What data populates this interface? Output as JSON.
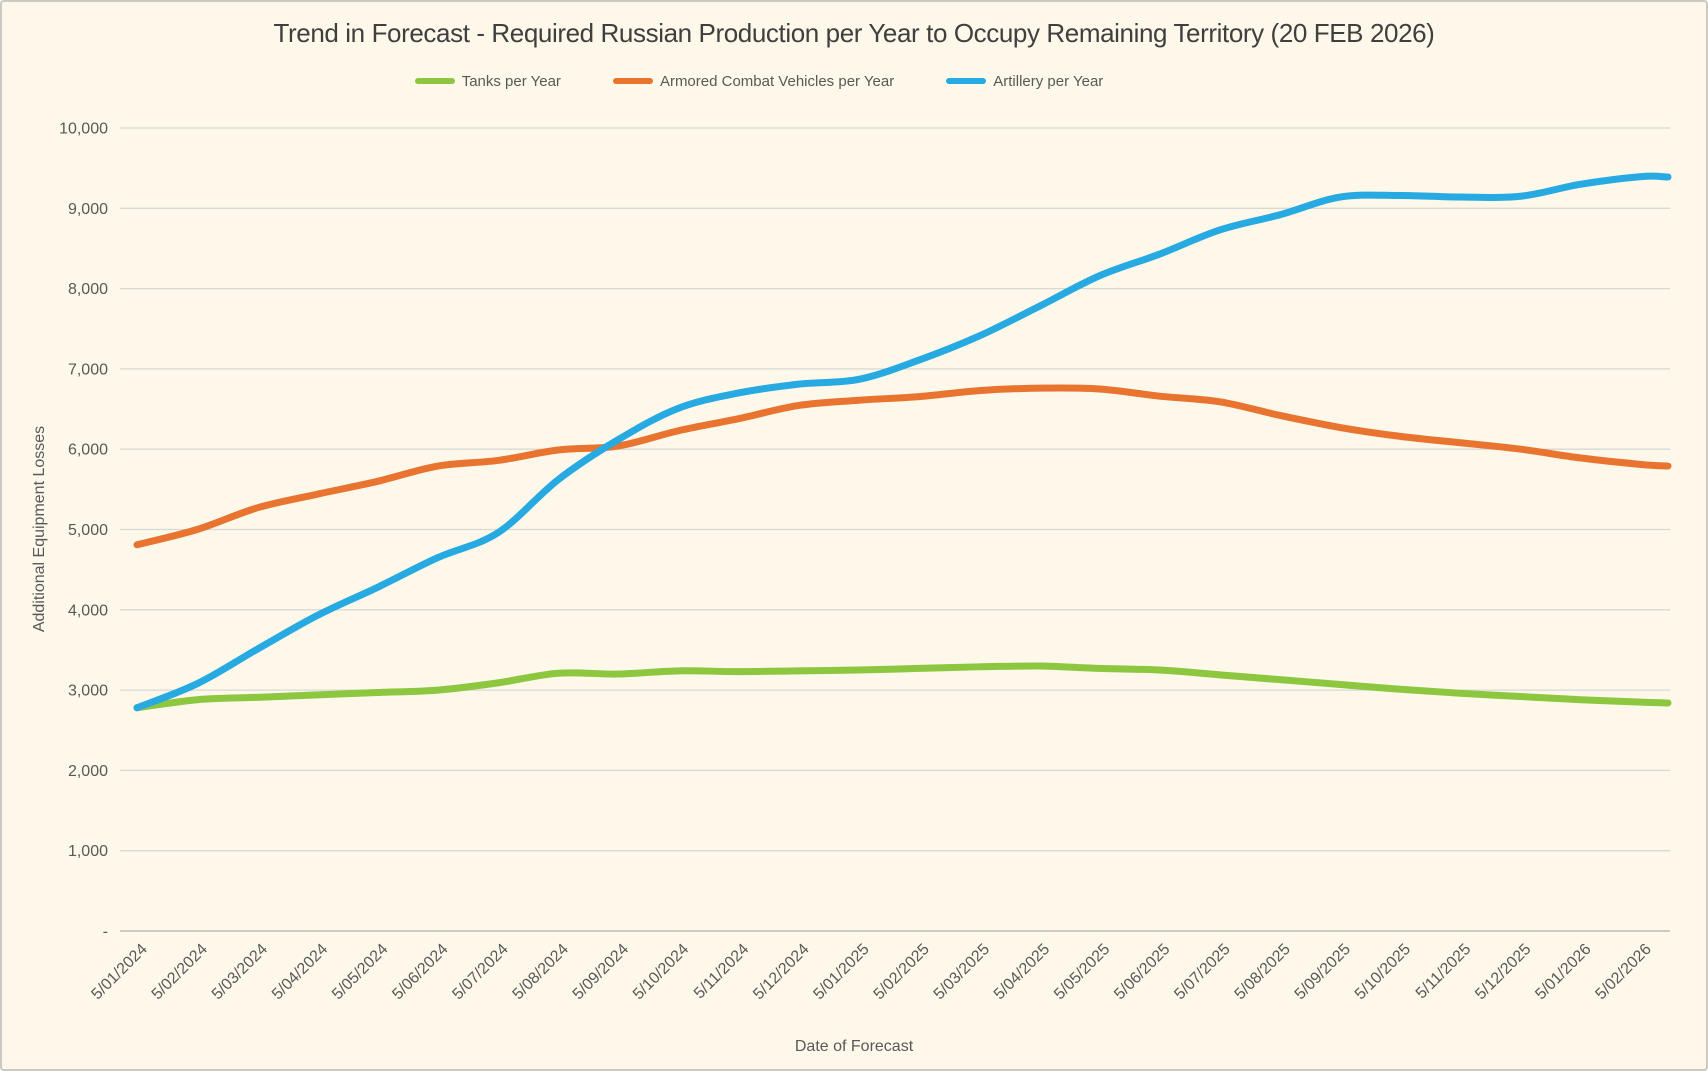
{
  "chart_data": {
    "type": "line",
    "title": "Trend in Forecast - Required Russian Production per Year to Occupy Remaining Territory (20 FEB 2026)",
    "xlabel": "Date of Forecast",
    "ylabel": "Additional Equipment Losses",
    "ylim": [
      0,
      10000
    ],
    "ytick_step": 1000,
    "zero_tick_label": "-",
    "grid": true,
    "legend_position": "top-center",
    "x_tick_labels": [
      "5/01/2024",
      "5/02/2024",
      "5/03/2024",
      "5/04/2024",
      "5/05/2024",
      "5/06/2024",
      "5/07/2024",
      "5/08/2024",
      "5/09/2024",
      "5/10/2024",
      "5/11/2024",
      "5/12/2024",
      "5/01/2025",
      "5/02/2025",
      "5/03/2025",
      "5/04/2025",
      "5/05/2025",
      "5/06/2025",
      "5/07/2025",
      "5/08/2025",
      "5/09/2025",
      "5/10/2025",
      "5/11/2025",
      "5/12/2025",
      "5/01/2026",
      "5/02/2026"
    ],
    "final_point_label": "20 FEB 2026",
    "series": [
      {
        "name": "Tanks per Year",
        "color": "#8DC63F",
        "values": [
          2780,
          2880,
          2910,
          2940,
          2970,
          3000,
          3090,
          3210,
          3200,
          3240,
          3230,
          3240,
          3250,
          3270,
          3290,
          3300,
          3270,
          3250,
          3190,
          3130,
          3070,
          3010,
          2960,
          2920,
          2880,
          2850,
          2840
        ]
      },
      {
        "name": "Armored Combat Vehicles per Year",
        "color": "#E8742F",
        "values": [
          4810,
          5000,
          5270,
          5440,
          5600,
          5790,
          5860,
          5990,
          6040,
          6230,
          6380,
          6545,
          6610,
          6655,
          6730,
          6760,
          6750,
          6660,
          6590,
          6420,
          6270,
          6160,
          6080,
          6000,
          5890,
          5810,
          5790
        ]
      },
      {
        "name": "Artillery per Year",
        "color": "#27A9E1",
        "values": [
          2780,
          3080,
          3510,
          3930,
          4280,
          4650,
          4960,
          5620,
          6120,
          6510,
          6700,
          6810,
          6870,
          7110,
          7410,
          7780,
          8160,
          8430,
          8730,
          8920,
          9140,
          9160,
          9140,
          9150,
          9300,
          9395,
          9390
        ]
      }
    ],
    "colors": {
      "background": "#FDF8EA",
      "gridline": "#D9D8D4",
      "zero_axis_line": "#BBBAB6",
      "tick_text": "#595959",
      "title_text": "#3F3F3F"
    }
  }
}
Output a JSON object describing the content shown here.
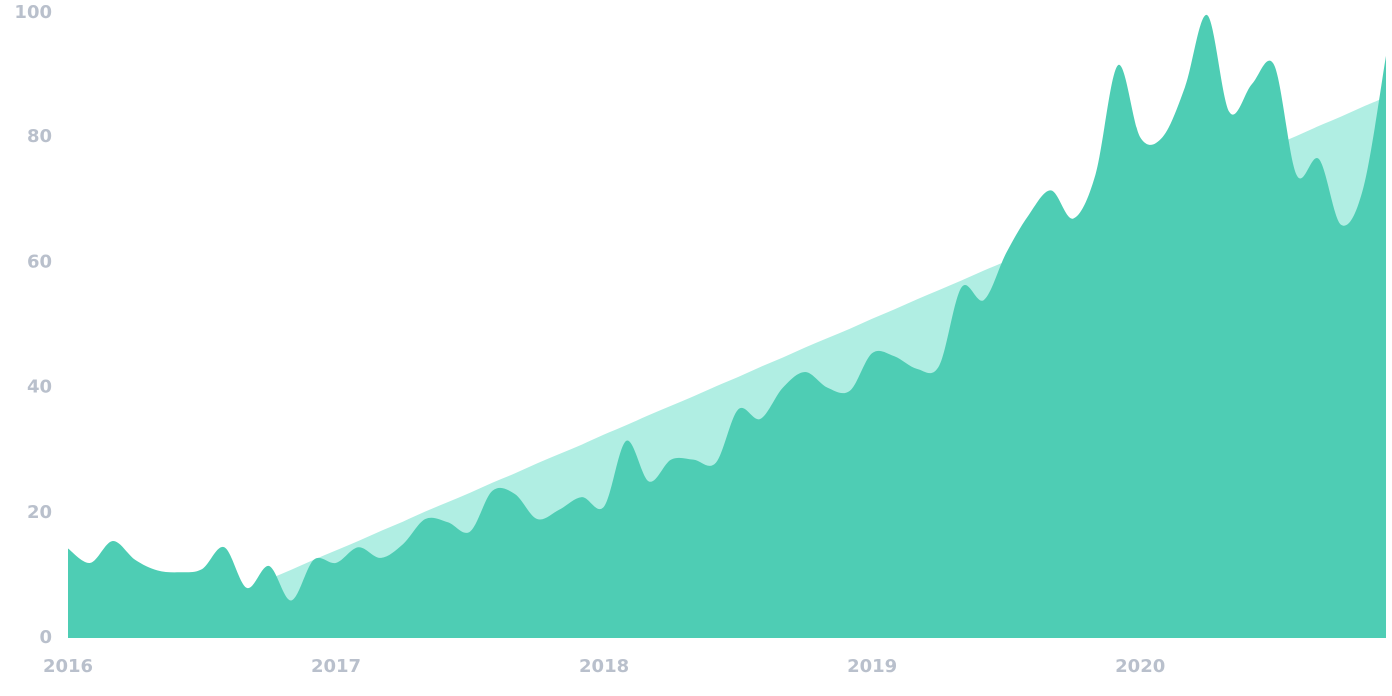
▬▬▬▬▬▬▬▬▬▬
■ **PROBLEM STATEMENT**:
Transcribe all the records above word for word, without their images.

■ **TASK RESPONSE**:
What data populates this interface? Output as JSON.
{
  "chart_data": {
    "type": "line",
    "title": "Trend in Forecast - Required Russian Production per Year to Occupy Remaining Territory (20 FEB 2026)",
    "xlabel": "Date of Forecast",
    "ylabel": "Additional Equipment Losses",
    "ylim": [
      0,
      10000
    ],
    "ytick_step": 1000,
    "zero_tick_label": "-",
    "grid": true,
    "legend_position": "top-center",
    "x_tick_labels": [
      "5/01/2024",
      "5/02/2024",
      "5/03/2024",
      "5/04/2024",
      "5/05/2024",
      "5/06/2024",
      "5/07/2024",
      "5/08/2024",
      "5/09/2024",
      "5/10/2024",
      "5/11/2024",
      "5/12/2024",
      "5/01/2025",
      "5/02/2025",
      "5/03/2025",
      "5/04/2025",
      "5/05/2025",
      "5/06/2025",
      "5/07/2025",
      "5/08/2025",
      "5/09/2025",
      "5/10/2025",
      "5/11/2025",
      "5/12/2025",
      "5/01/2026",
      "5/02/2026"
    ],
    "final_point_label": "20 FEB 2026",
    "series": [
      {
        "name": "Tanks per Year",
        "color": "#8DC63F",
        "values": [
          2780,
          2880,
          2910,
          2940,
          2970,
          3000,
          3090,
          3210,
          3200,
          3240,
          3230,
          3240,
          3250,
          3270,
          3290,
          3300,
          3270,
          3250,
          3190,
          3130,
          3070,
          3010,
          2960,
          2920,
          2880,
          2850,
          2840
        ]
      },
      {
        "name": "Armored Combat Vehicles per Year",
        "color": "#E8742F",
        "values": [
          4810,
          5000,
          5270,
          5440,
          5600,
          5790,
          5860,
          5990,
          6040,
          6230,
          6380,
          6545,
          6610,
          6655,
          6730,
          6760,
          6750,
          6660,
          6590,
          6420,
          6270,
          6160,
          6080,
          6000,
          5890,
          5810,
          5790
        ]
      },
      {
        "name": "Artillery per Year",
        "color": "#27A9E1",
        "values": [
          2780,
          3080,
          3510,
          3930,
          4280,
          4650,
          4960,
          5620,
          6120,
          6510,
          6700,
          6810,
          6870,
          7110,
          7410,
          7780,
          8160,
          8430,
          8730,
          8920,
          9140,
          9160,
          9140,
          9150,
          9300,
          9395,
          9390
        ]
      }
    ],
    "colors": {
      "background": "#FDF8EA",
      "gridline": "#D9D8D4",
      "zero_axis_line": "#BBBAB6",
      "tick_text": "#595959",
      "title_text": "#3F3F3F"
    }
  }
}
Output a JSON object describing the content shown here.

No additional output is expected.